→ INSTRUCTIONS FOR THE TASK: Exact reproduction is required for all entries.

_ _ _ _ _ _ _

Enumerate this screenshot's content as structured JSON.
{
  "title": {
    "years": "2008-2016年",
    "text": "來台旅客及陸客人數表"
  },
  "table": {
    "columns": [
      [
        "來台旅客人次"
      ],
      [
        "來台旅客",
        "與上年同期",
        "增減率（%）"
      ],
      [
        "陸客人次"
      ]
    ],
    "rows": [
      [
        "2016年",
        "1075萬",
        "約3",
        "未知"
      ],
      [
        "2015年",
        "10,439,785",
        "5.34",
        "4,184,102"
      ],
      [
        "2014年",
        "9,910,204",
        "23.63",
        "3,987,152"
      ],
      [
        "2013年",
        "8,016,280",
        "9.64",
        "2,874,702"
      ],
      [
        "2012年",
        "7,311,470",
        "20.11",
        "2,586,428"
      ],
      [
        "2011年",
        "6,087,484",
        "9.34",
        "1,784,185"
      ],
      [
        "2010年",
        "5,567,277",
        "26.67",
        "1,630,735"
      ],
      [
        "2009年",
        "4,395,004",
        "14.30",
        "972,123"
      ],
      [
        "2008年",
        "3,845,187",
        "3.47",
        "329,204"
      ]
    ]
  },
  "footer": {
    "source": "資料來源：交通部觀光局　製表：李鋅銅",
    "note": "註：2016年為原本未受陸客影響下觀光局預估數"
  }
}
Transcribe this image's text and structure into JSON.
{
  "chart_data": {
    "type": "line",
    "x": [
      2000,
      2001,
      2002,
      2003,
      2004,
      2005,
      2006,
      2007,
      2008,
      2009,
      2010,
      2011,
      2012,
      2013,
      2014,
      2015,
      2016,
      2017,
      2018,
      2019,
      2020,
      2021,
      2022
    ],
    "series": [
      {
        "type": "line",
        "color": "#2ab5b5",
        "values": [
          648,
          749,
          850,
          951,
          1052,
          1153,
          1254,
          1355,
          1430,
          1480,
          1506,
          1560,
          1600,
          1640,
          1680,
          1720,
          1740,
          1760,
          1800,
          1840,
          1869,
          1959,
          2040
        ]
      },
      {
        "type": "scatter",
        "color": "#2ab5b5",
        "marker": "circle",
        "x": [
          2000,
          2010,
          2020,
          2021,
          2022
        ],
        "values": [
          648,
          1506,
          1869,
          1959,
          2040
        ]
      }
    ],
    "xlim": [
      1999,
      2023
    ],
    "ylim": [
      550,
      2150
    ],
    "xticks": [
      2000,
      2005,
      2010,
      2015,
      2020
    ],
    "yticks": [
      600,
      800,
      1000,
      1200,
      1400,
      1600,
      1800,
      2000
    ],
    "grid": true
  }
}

_ _ _ _ _ _ _

→ OUTPUT:
Enumerate this screenshot's content as structured JSON.
{
  "title": {
    "years": "2008-2016年",
    "text": "來台旅客及陸客人數表"
  },
  "table": {
    "columns": [
      [
        "來台旅客人次"
      ],
      [
        "來台旅客",
        "與上年同期",
        "增減率（%）"
      ],
      [
        "陸客人次"
      ]
    ],
    "rows": [
      [
        "2016年",
        "1075萬",
        "約3",
        "未知"
      ],
      [
        "2015年",
        "10,439,785",
        "5.34",
        "4,184,102"
      ],
      [
        "2014年",
        "9,910,204",
        "23.63",
        "3,987,152"
      ],
      [
        "2013年",
        "8,016,280",
        "9.64",
        "2,874,702"
      ],
      [
        "2012年",
        "7,311,470",
        "20.11",
        "2,586,428"
      ],
      [
        "2011年",
        "6,087,484",
        "9.34",
        "1,784,185"
      ],
      [
        "2010年",
        "5,567,277",
        "26.67",
        "1,630,735"
      ],
      [
        "2009年",
        "4,395,004",
        "14.30",
        "972,123"
      ],
      [
        "2008年",
        "3,845,187",
        "3.47",
        "329,204"
      ]
    ]
  },
  "footer": {
    "source": "資料來源：交通部觀光局　製表：李鋅銅",
    "note": "註：2016年為原本未受陸客影響下觀光局預估數"
  }
}
Transcribe this image's text and structure into JSON.
{
  "chart_data": {
    "type": "line",
    "x": [
      2000,
      2001,
      2002,
      2003,
      2004,
      2005,
      2006,
      2007,
      2008,
      2009,
      2010,
      2011,
      2012,
      2013,
      2014,
      2015,
      2016,
      2017,
      2018,
      2019,
      2020,
      2021,
      2022
    ],
    "series": [
      {
        "type": "line",
        "color": "#2ab5b5",
        "values": [
          648,
          749,
          850,
          951,
          1052,
          1153,
          1254,
          1355,
          1430,
          1480,
          1506,
          1560,
          1600,
          1640,
          1680,
          1720,
          1740,
          1760,
          1800,
          1840,
          1869,
          1959,
          2040
        ]
      },
      {
        "type": "scatter",
        "color": "#2ab5b5",
        "marker": "circle",
        "x": [
          2000,
          2010,
          2020,
          2021,
          2022
        ],
        "values": [
          648,
          1506,
          1869,
          1959,
          2040
        ]
      }
    ],
    "xlim": [
      1999,
      2023
    ],
    "ylim": [
      550,
      2150
    ],
    "xticks": [
      2000,
      2005,
      2010,
      2015,
      2020
    ],
    "yticks": [
      600,
      800,
      1000,
      1200,
      1400,
      1600,
      1800,
      2000
    ],
    "grid": true
  }
}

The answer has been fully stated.